__Problem__: Find every line containing the word "resourcing" in the records below; report only how many there are.

__Data provided__:
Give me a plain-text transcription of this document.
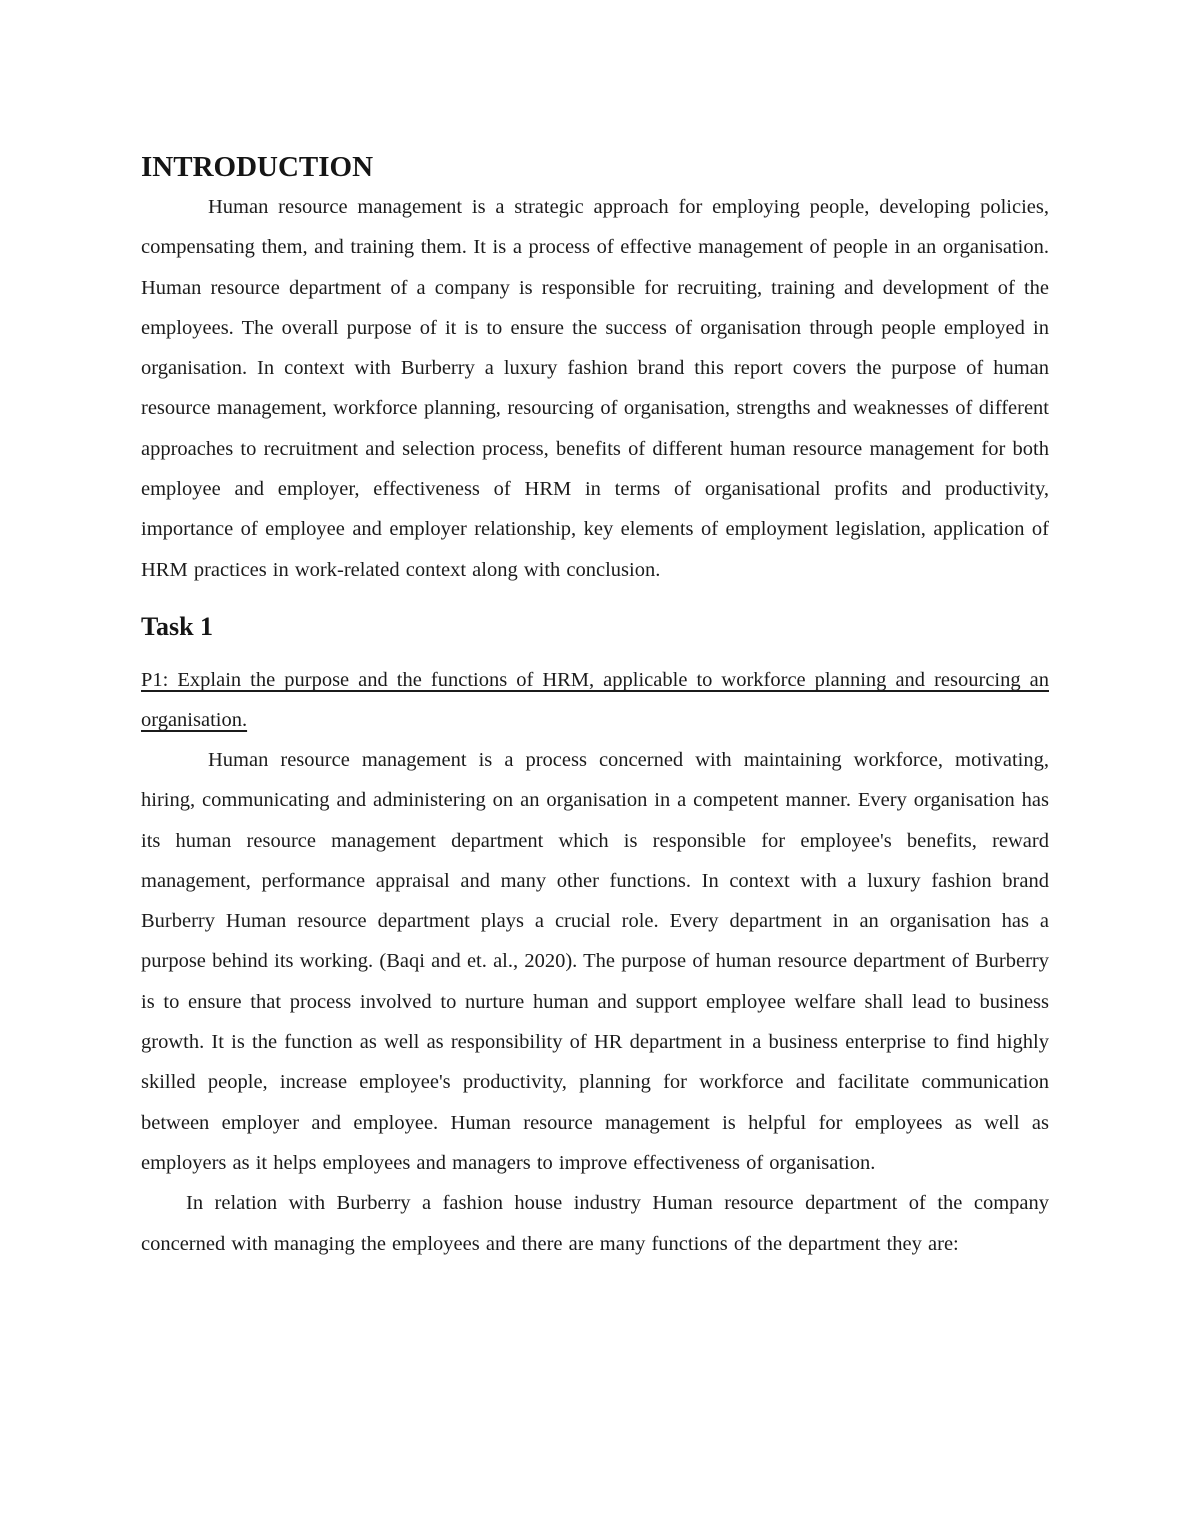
INTRODUCTION

Human resource management is a strategic approach for employing people, developing policies, compensating them, and training them. It is a process of effective management of people in an organisation. Human resource department of a company is responsible for recruiting, training and development of the employees. The overall purpose of it is to ensure the success of organisation through people employed in organisation. In context with Burberry a luxury fashion brand this report covers the purpose of human resource management, workforce planning, resourcing of organisation, strengths and weaknesses of different approaches to recruitment and selection process, benefits of different human resource management for both employee and employer, effectiveness of HRM in terms of organisational profits and productivity, importance of employee and employer relationship, key elements of employment legislation, application of HRM practices in work-related context along with conclusion.

Task 1

P1: Explain the purpose and the functions of HRM, applicable to workforce planning and resourcing an organisation.

Human resource management is a process concerned with maintaining workforce, motivating, hiring, communicating and administering on an organisation in a competent manner. Every organisation has its human resource management department which is responsible for employee's benefits, reward management, performance appraisal and many other functions. In context with a luxury fashion brand Burberry Human resource department plays a crucial role. Every department in an organisation has a purpose behind its working. (Baqi and et. al., 2020). The purpose of human resource department of Burberry is to ensure that process involved to nurture human and support employee welfare shall lead to business growth. It is the function as well as responsibility of HR department in a business enterprise to find highly skilled people, increase employee's productivity, planning for workforce and facilitate communication between employer and employee. Human resource management is helpful for employees as well as employers as it helps employees and managers to improve effectiveness of organisation.

In relation with Burberry a fashion house industry Human resource department of the company concerned with managing the employees and there are many functions of the department they are:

__Worked solution__: 2